Using the passage below, answer these questions:
(a) Which chapter and verse of Isaiah does the passage quote?
(b) What does the passage say predated Moses' calling to be Deliverer?
(c) According to the passage, what precedes the possession of new territories?

:: Passage ::
----

I love new things. Blank journals. An unswiped lipstick bullet. Changing seasons. Mondays.

Don’t even get me started on new years.

Few things excite me like a good do-over,so I’m thrilled God is God of the New Thing. The Great Repurposer. When Isaiah writes (43:18) “Forget the former things; do not dwell on the past. See, I am doing a new thing! Now it springs up; do you not perceive it?…,” I imagine the pronouncement spoken with the gusto of a ringmaster. It conjures up expectations of the fast track–ministries that bloom from 5K members to 50K in one year,dream jobs unobtainable without favor, debts wiped out, criminal records expunged. A Tabula Rasa with one wave of his mighty right hand.

The Word is thick with examples of God using regular ol’ people in impossible situations to do spectacular works in His name and for His glory, launching new seasons of their lives in tandem with new movements for the kingdom. I look to Abraham and his billion descendents; Moses, The Great Deliverer; Mary, Mom to the Messiah. It stirs my spirit.

If this is how you do New Things, sign me up Lord! Here I am! *waves hands in the air*  Have your way!

The rush of dopamine in my brain fogs my memory and I forget about prerequisites: The murder and exile that predated Moses’ calling to be Deliverer. Abraham’s abandonment of his family and his land before the promise. Christ’s bloody cross as a prerequisite to our reconciliation with The Father.

Sacrifice and surrender precede the possession of new territories.

The cross calls for death to old routes, approaches, and methods. To former ways of thinking. To small fistfuls of faith. It requires increase and stretching, which is itchy & uncomfortable & the idea of spiritual stretch marks is often more unappealing than the invaders that groove your belly and thighs.

The New Thing isn’t always cinematic, involving infernos and parted seas.  For every light show, there are pitch black still moments. An unfamiliar landscape that appears, from this distance, to have no shape or form.  Frustratingly, you can’t recognize anything until you’re right up on it.

And what you can see doesn’t make sense.

You find you’re not gaining, you’re losing–financial stability, friendships, status, & carefully curated plans. You’ve been looking for the familiar in the unfamiliar, believing that God is going right until he goes left, North until he goes South, pushing you 3 steps forward, before you’re yanked 5 steps back.

----

:: Entries shown ::
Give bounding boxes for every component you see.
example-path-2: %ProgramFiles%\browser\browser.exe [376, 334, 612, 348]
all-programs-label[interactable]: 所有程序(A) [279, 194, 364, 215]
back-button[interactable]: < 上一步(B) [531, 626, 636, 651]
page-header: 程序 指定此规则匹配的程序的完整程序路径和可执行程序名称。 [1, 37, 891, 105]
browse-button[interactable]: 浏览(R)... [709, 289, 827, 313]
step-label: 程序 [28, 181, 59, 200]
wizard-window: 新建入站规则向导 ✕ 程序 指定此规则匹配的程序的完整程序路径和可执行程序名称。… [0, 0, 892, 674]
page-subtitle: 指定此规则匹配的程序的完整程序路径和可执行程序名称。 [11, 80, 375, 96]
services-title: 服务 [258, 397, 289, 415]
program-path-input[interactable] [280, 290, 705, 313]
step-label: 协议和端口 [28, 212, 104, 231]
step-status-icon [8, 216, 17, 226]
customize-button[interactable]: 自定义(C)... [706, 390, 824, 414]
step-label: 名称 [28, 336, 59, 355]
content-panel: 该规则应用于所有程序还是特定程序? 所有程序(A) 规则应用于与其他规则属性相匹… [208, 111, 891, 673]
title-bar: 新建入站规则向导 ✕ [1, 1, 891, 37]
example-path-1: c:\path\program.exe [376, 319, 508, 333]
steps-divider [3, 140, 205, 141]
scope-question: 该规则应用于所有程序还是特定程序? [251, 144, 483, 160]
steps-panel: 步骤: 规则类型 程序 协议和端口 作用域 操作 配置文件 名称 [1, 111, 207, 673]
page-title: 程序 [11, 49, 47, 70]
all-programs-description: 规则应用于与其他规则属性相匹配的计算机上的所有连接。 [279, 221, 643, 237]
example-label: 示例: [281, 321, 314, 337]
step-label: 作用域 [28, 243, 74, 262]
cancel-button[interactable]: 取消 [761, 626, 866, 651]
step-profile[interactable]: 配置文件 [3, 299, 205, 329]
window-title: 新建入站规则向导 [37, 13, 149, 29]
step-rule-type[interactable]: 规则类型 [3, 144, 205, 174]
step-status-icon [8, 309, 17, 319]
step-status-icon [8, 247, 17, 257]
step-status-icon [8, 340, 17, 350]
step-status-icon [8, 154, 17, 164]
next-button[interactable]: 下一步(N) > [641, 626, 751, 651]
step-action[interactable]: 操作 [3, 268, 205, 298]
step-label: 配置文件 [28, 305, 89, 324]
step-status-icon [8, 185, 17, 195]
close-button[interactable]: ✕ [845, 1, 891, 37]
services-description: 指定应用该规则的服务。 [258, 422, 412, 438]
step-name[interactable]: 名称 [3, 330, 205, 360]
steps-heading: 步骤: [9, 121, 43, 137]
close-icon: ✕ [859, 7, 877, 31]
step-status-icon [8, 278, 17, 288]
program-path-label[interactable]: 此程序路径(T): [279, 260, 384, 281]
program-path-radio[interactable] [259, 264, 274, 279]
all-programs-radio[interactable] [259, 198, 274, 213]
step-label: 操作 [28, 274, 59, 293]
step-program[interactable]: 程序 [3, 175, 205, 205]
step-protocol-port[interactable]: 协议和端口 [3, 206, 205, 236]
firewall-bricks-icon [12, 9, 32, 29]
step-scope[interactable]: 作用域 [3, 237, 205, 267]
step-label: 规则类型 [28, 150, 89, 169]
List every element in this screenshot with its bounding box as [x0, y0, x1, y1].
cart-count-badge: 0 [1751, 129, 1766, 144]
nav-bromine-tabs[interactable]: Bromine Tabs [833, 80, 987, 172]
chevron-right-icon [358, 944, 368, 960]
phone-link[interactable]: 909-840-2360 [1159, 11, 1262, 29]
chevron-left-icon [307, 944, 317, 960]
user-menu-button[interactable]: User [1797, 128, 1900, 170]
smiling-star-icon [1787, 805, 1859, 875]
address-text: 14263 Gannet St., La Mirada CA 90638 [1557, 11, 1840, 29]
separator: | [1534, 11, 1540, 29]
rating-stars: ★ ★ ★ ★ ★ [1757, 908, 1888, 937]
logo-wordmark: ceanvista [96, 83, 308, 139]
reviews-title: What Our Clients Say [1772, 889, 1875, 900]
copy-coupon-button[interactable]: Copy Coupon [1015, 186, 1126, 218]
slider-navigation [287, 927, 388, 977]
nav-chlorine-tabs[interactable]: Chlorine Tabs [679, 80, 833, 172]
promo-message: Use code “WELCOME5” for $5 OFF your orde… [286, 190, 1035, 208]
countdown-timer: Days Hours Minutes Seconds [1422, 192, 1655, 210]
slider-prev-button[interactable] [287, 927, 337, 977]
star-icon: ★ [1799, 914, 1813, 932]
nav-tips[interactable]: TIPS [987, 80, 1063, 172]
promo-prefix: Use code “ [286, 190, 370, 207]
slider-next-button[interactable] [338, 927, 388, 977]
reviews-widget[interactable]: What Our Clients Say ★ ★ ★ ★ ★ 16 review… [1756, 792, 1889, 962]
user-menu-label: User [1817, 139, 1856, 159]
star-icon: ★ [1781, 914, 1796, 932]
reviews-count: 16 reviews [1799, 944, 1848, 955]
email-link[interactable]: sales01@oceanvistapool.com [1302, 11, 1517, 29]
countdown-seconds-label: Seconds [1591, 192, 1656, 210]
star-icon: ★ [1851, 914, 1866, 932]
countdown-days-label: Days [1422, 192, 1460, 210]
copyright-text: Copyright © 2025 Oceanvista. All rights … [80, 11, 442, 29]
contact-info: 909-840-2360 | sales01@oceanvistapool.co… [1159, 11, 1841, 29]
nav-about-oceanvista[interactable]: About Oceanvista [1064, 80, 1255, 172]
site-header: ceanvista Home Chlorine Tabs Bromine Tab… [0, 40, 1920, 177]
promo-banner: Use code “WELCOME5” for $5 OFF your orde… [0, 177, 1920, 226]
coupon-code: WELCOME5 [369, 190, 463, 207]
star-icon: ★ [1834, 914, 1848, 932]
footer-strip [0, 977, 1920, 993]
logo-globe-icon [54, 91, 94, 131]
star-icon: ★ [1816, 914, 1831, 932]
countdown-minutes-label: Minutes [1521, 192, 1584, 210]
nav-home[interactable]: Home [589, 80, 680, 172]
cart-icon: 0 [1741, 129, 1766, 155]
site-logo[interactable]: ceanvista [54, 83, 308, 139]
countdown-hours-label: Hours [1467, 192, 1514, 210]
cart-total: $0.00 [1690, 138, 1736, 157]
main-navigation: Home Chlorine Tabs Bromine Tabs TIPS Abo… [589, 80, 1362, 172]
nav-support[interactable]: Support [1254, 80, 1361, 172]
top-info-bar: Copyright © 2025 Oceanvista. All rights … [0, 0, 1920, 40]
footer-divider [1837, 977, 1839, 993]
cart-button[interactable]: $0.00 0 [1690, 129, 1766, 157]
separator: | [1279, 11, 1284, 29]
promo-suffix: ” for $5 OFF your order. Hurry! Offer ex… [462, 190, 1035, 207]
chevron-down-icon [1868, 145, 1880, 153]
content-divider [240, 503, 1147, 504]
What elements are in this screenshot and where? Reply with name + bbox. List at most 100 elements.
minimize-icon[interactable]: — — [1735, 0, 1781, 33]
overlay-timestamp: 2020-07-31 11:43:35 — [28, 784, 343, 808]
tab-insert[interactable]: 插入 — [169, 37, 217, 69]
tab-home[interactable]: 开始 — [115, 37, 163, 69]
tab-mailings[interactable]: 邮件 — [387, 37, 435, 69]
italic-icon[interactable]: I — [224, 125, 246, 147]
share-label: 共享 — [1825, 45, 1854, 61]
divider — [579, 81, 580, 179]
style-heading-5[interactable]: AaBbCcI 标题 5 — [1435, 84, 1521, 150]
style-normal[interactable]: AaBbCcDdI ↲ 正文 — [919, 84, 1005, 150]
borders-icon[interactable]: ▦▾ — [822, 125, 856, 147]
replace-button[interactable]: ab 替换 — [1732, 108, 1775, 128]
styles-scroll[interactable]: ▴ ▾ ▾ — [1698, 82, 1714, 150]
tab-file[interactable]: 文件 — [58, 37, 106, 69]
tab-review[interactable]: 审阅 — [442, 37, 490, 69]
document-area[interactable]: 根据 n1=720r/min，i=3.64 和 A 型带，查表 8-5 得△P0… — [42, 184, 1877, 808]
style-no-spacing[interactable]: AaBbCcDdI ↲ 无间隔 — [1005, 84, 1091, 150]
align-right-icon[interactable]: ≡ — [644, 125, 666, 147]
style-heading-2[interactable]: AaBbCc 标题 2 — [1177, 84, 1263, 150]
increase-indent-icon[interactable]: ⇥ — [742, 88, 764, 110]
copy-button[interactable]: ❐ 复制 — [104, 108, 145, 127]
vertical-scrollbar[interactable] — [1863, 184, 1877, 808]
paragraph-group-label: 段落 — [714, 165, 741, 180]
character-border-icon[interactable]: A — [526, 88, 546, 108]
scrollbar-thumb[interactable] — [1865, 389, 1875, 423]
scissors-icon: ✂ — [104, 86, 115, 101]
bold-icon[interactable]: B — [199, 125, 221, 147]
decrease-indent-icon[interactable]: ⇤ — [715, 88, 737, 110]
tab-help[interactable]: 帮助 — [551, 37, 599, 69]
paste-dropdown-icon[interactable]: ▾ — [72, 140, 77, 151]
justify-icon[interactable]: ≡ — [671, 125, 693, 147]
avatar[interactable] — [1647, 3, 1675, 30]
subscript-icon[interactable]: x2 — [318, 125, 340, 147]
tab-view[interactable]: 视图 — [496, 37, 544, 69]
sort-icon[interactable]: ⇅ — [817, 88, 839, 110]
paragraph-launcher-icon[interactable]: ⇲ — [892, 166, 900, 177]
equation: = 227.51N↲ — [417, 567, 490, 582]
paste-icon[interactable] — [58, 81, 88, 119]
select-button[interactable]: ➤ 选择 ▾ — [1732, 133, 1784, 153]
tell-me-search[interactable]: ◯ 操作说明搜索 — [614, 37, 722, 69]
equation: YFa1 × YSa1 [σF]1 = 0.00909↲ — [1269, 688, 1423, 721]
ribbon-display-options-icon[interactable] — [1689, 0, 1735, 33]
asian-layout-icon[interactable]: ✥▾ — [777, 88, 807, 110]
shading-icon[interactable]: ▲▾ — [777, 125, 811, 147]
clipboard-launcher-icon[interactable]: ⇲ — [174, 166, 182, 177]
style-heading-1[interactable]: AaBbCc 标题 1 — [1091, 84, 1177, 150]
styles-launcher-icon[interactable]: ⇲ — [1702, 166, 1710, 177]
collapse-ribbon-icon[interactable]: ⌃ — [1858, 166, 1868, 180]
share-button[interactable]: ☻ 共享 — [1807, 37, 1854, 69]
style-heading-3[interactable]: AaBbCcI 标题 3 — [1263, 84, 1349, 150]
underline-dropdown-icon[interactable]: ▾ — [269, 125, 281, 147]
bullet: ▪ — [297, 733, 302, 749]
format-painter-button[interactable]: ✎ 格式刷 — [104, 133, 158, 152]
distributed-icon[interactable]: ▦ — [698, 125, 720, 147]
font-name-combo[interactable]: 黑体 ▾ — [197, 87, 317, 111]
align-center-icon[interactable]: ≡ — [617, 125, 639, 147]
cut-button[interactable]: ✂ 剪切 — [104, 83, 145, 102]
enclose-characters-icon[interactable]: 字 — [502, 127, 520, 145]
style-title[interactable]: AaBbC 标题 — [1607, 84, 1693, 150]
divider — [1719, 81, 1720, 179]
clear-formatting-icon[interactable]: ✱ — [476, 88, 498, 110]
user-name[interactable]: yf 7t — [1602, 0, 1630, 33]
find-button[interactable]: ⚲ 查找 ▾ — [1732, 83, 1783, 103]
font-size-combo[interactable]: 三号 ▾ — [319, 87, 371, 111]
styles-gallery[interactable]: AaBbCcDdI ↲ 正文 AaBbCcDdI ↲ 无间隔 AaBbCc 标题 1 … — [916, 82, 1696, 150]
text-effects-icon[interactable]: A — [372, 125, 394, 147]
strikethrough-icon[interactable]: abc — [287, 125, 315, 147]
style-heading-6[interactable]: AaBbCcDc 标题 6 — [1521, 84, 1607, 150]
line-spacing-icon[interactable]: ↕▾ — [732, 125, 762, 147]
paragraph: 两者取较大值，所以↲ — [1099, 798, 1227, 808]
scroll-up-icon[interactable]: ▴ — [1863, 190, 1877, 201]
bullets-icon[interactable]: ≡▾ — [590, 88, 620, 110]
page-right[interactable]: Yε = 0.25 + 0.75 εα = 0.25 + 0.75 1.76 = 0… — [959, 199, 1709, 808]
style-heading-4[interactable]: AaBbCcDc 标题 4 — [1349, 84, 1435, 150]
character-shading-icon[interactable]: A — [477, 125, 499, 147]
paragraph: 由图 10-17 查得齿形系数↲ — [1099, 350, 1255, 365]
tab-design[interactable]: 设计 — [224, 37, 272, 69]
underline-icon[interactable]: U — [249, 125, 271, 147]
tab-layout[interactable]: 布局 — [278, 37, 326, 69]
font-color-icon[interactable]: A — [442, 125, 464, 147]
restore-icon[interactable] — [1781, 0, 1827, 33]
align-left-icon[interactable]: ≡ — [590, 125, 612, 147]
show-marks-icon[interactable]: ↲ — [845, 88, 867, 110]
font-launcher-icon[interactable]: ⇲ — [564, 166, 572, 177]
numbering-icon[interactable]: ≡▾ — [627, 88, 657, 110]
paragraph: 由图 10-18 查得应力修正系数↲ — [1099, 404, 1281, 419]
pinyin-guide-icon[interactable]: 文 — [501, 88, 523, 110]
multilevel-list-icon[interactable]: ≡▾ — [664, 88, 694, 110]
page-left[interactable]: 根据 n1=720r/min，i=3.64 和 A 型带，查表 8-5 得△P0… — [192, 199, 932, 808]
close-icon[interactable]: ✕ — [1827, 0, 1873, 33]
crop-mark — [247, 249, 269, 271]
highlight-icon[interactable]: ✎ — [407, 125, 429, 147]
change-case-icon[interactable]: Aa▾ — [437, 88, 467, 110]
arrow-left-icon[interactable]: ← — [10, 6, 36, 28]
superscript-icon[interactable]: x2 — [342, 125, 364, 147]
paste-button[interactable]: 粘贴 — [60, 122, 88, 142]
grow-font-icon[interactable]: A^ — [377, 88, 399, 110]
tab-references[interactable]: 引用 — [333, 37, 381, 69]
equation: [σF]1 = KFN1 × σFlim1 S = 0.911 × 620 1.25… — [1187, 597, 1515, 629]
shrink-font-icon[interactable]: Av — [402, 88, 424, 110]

----

:: Expected output ::
(a) Isaiah 43:18.
(b) Murder and exile.
(c) Sacrifice and surrender.